Items listed in a dataset

########################################

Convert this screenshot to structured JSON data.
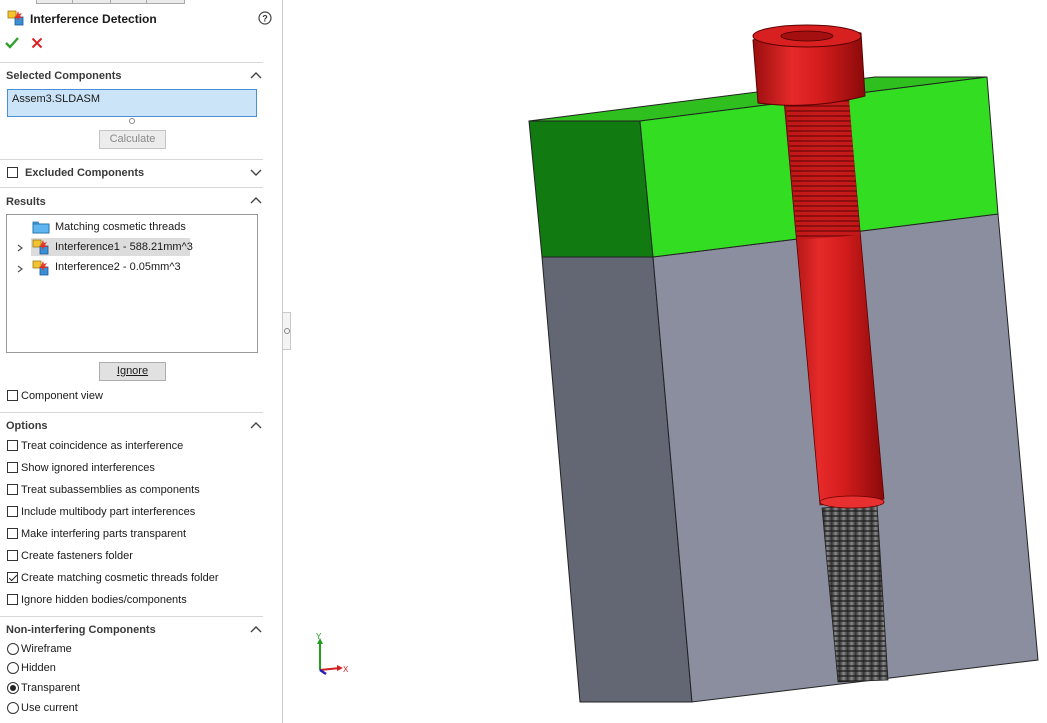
{
  "panel": {
    "title": "Interference Detection",
    "help_icon": "help-circle-icon",
    "ok_icon": "check-icon",
    "cancel_icon": "x-icon",
    "selected_components": {
      "header": "Selected Components",
      "items": [
        "Assem3.SLDASM"
      ],
      "calculate_button": "Calculate"
    },
    "excluded_components": {
      "label": "Excluded Components",
      "checked": false
    },
    "results": {
      "header": "Results",
      "items": [
        {
          "icon": "folder-icon",
          "label": "Matching cosmetic threads",
          "expandable": false,
          "selected": false
        },
        {
          "icon": "interference-icon",
          "label": "Interference1 - 588.21mm^3",
          "expandable": true,
          "selected": true
        },
        {
          "icon": "interference-icon",
          "label": "Interference2 - 0.05mm^3",
          "expandable": true,
          "selected": false
        }
      ],
      "ignore_button": "Ignore"
    },
    "component_view": {
      "label": "Component view",
      "checked": false
    },
    "options": {
      "header": "Options",
      "items": [
        {
          "label": "Treat coincidence as interference",
          "checked": false
        },
        {
          "label": "Show ignored interferences",
          "checked": false
        },
        {
          "label": "Treat subassemblies as components",
          "checked": false
        },
        {
          "label": "Include multibody part interferences",
          "checked": false
        },
        {
          "label": "Make interfering parts transparent",
          "checked": false
        },
        {
          "label": "Create fasteners folder",
          "checked": false
        },
        {
          "label": "Create matching cosmetic threads folder",
          "checked": true
        },
        {
          "label": "Ignore hidden bodies/components",
          "checked": false
        }
      ]
    },
    "non_interfering": {
      "header": "Non-interfering Components",
      "items": [
        {
          "label": "Wireframe",
          "checked": false
        },
        {
          "label": "Hidden",
          "checked": false
        },
        {
          "label": "Transparent",
          "checked": true
        },
        {
          "label": "Use current",
          "checked": false
        }
      ]
    }
  },
  "viewport": {
    "triad": {
      "y_label": "Y",
      "x_label": "X"
    },
    "colors": {
      "top_block": "#33dd22",
      "bottom_block": "#8a8e9e",
      "bolt": "#dd1a1a",
      "thread": "#555555"
    }
  }
}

########################################

Stated goal: Copy whichever lines in the listing above contain the word "icon".

Right answer:
    "help_icon": "help-circle-icon",
    "ok_icon": "check-icon",
    "cancel_icon": "x-icon",
          "icon": "folder-icon",
          "icon": "interference-icon",
          "icon": "interference-icon",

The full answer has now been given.